Dataset rows about figures
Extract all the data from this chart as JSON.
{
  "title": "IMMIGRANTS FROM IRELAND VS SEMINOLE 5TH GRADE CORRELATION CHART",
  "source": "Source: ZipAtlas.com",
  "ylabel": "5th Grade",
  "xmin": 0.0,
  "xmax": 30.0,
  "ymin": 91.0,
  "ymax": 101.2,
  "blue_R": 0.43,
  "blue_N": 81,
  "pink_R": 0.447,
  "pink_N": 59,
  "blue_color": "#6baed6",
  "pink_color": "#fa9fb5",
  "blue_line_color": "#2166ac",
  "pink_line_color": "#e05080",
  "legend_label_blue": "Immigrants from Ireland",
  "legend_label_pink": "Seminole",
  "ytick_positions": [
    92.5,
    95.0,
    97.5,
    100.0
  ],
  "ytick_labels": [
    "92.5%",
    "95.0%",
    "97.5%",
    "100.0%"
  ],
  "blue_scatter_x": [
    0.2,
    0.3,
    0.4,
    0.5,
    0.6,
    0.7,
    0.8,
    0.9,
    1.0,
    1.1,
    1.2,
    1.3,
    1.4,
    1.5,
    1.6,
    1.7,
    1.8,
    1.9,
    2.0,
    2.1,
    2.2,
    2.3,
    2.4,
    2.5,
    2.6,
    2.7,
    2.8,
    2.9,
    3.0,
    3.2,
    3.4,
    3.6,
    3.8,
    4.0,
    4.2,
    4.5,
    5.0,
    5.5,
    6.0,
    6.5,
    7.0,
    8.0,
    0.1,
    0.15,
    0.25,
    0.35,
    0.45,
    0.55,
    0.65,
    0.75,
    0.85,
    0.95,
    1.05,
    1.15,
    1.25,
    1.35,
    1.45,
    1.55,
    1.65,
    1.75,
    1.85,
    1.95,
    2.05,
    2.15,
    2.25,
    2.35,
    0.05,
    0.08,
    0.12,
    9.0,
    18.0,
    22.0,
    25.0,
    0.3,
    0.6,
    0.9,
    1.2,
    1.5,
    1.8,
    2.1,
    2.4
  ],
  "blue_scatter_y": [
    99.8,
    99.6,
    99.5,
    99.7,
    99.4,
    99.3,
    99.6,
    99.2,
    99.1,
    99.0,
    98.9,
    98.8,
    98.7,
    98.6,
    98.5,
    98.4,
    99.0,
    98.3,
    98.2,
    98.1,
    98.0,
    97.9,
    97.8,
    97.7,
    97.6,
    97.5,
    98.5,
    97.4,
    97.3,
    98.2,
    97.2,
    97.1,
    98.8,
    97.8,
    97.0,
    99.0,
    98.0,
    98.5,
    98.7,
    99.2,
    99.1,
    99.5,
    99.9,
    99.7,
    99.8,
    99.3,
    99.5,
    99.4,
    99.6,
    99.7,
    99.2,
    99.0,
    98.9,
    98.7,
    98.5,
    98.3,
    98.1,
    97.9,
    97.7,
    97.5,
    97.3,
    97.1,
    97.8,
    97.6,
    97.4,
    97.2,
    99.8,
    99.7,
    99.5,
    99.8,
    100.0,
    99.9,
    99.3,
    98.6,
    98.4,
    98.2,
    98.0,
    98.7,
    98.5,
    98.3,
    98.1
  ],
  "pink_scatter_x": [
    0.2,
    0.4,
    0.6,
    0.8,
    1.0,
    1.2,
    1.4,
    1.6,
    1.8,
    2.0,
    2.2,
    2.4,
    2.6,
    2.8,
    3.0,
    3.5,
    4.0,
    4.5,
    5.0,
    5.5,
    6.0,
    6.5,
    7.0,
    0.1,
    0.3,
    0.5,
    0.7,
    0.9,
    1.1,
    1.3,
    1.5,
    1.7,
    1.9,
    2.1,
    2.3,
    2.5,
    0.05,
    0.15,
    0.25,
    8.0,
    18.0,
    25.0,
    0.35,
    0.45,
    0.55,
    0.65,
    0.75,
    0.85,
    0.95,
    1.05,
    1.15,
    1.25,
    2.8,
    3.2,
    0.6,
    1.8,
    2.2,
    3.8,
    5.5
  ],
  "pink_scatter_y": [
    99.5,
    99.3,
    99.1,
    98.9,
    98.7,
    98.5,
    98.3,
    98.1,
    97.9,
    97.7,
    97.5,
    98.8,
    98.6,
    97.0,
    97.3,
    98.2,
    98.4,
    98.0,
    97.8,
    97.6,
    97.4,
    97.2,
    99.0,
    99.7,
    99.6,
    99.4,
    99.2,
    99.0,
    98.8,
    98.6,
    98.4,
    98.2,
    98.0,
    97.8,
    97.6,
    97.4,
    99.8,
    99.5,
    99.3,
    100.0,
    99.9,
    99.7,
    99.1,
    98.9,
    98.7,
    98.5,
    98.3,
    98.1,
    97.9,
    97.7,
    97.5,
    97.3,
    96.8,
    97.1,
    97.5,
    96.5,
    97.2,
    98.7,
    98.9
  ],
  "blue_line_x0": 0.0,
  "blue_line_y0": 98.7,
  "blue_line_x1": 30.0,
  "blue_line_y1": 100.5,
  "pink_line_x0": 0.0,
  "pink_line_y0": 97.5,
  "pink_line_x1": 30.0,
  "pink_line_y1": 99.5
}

> _EXERCISE REQUIREMENTS_:
Using the entries above, please restate each one word for word.

> _RESPONSE TO THIS EXERCISE_:
Extract all the data from this chart as JSON.
{
  "title": "IMMIGRANTS FROM IRELAND VS SEMINOLE 5TH GRADE CORRELATION CHART",
  "source": "Source: ZipAtlas.com",
  "ylabel": "5th Grade",
  "xmin": 0.0,
  "xmax": 30.0,
  "ymin": 91.0,
  "ymax": 101.2,
  "blue_R": 0.43,
  "blue_N": 81,
  "pink_R": 0.447,
  "pink_N": 59,
  "blue_color": "#6baed6",
  "pink_color": "#fa9fb5",
  "blue_line_color": "#2166ac",
  "pink_line_color": "#e05080",
  "legend_label_blue": "Immigrants from Ireland",
  "legend_label_pink": "Seminole",
  "ytick_positions": [
    92.5,
    95.0,
    97.5,
    100.0
  ],
  "ytick_labels": [
    "92.5%",
    "95.0%",
    "97.5%",
    "100.0%"
  ],
  "blue_scatter_x": [
    0.2,
    0.3,
    0.4,
    0.5,
    0.6,
    0.7,
    0.8,
    0.9,
    1.0,
    1.1,
    1.2,
    1.3,
    1.4,
    1.5,
    1.6,
    1.7,
    1.8,
    1.9,
    2.0,
    2.1,
    2.2,
    2.3,
    2.4,
    2.5,
    2.6,
    2.7,
    2.8,
    2.9,
    3.0,
    3.2,
    3.4,
    3.6,
    3.8,
    4.0,
    4.2,
    4.5,
    5.0,
    5.5,
    6.0,
    6.5,
    7.0,
    8.0,
    0.1,
    0.15,
    0.25,
    0.35,
    0.45,
    0.55,
    0.65,
    0.75,
    0.85,
    0.95,
    1.05,
    1.15,
    1.25,
    1.35,
    1.45,
    1.55,
    1.65,
    1.75,
    1.85,
    1.95,
    2.05,
    2.15,
    2.25,
    2.35,
    0.05,
    0.08,
    0.12,
    9.0,
    18.0,
    22.0,
    25.0,
    0.3,
    0.6,
    0.9,
    1.2,
    1.5,
    1.8,
    2.1,
    2.4
  ],
  "blue_scatter_y": [
    99.8,
    99.6,
    99.5,
    99.7,
    99.4,
    99.3,
    99.6,
    99.2,
    99.1,
    99.0,
    98.9,
    98.8,
    98.7,
    98.6,
    98.5,
    98.4,
    99.0,
    98.3,
    98.2,
    98.1,
    98.0,
    97.9,
    97.8,
    97.7,
    97.6,
    97.5,
    98.5,
    97.4,
    97.3,
    98.2,
    97.2,
    97.1,
    98.8,
    97.8,
    97.0,
    99.0,
    98.0,
    98.5,
    98.7,
    99.2,
    99.1,
    99.5,
    99.9,
    99.7,
    99.8,
    99.3,
    99.5,
    99.4,
    99.6,
    99.7,
    99.2,
    99.0,
    98.9,
    98.7,
    98.5,
    98.3,
    98.1,
    97.9,
    97.7,
    97.5,
    97.3,
    97.1,
    97.8,
    97.6,
    97.4,
    97.2,
    99.8,
    99.7,
    99.5,
    99.8,
    100.0,
    99.9,
    99.3,
    98.6,
    98.4,
    98.2,
    98.0,
    98.7,
    98.5,
    98.3,
    98.1
  ],
  "pink_scatter_x": [
    0.2,
    0.4,
    0.6,
    0.8,
    1.0,
    1.2,
    1.4,
    1.6,
    1.8,
    2.0,
    2.2,
    2.4,
    2.6,
    2.8,
    3.0,
    3.5,
    4.0,
    4.5,
    5.0,
    5.5,
    6.0,
    6.5,
    7.0,
    0.1,
    0.3,
    0.5,
    0.7,
    0.9,
    1.1,
    1.3,
    1.5,
    1.7,
    1.9,
    2.1,
    2.3,
    2.5,
    0.05,
    0.15,
    0.25,
    8.0,
    18.0,
    25.0,
    0.35,
    0.45,
    0.55,
    0.65,
    0.75,
    0.85,
    0.95,
    1.05,
    1.15,
    1.25,
    2.8,
    3.2,
    0.6,
    1.8,
    2.2,
    3.8,
    5.5
  ],
  "pink_scatter_y": [
    99.5,
    99.3,
    99.1,
    98.9,
    98.7,
    98.5,
    98.3,
    98.1,
    97.9,
    97.7,
    97.5,
    98.8,
    98.6,
    97.0,
    97.3,
    98.2,
    98.4,
    98.0,
    97.8,
    97.6,
    97.4,
    97.2,
    99.0,
    99.7,
    99.6,
    99.4,
    99.2,
    99.0,
    98.8,
    98.6,
    98.4,
    98.2,
    98.0,
    97.8,
    97.6,
    97.4,
    99.8,
    99.5,
    99.3,
    100.0,
    99.9,
    99.7,
    99.1,
    98.9,
    98.7,
    98.5,
    98.3,
    98.1,
    97.9,
    97.7,
    97.5,
    97.3,
    96.8,
    97.1,
    97.5,
    96.5,
    97.2,
    98.7,
    98.9
  ],
  "blue_line_x0": 0.0,
  "blue_line_y0": 98.7,
  "blue_line_x1": 30.0,
  "blue_line_y1": 100.5,
  "pink_line_x0": 0.0,
  "pink_line_y0": 97.5,
  "pink_line_x1": 30.0,
  "pink_line_y1": 99.5
}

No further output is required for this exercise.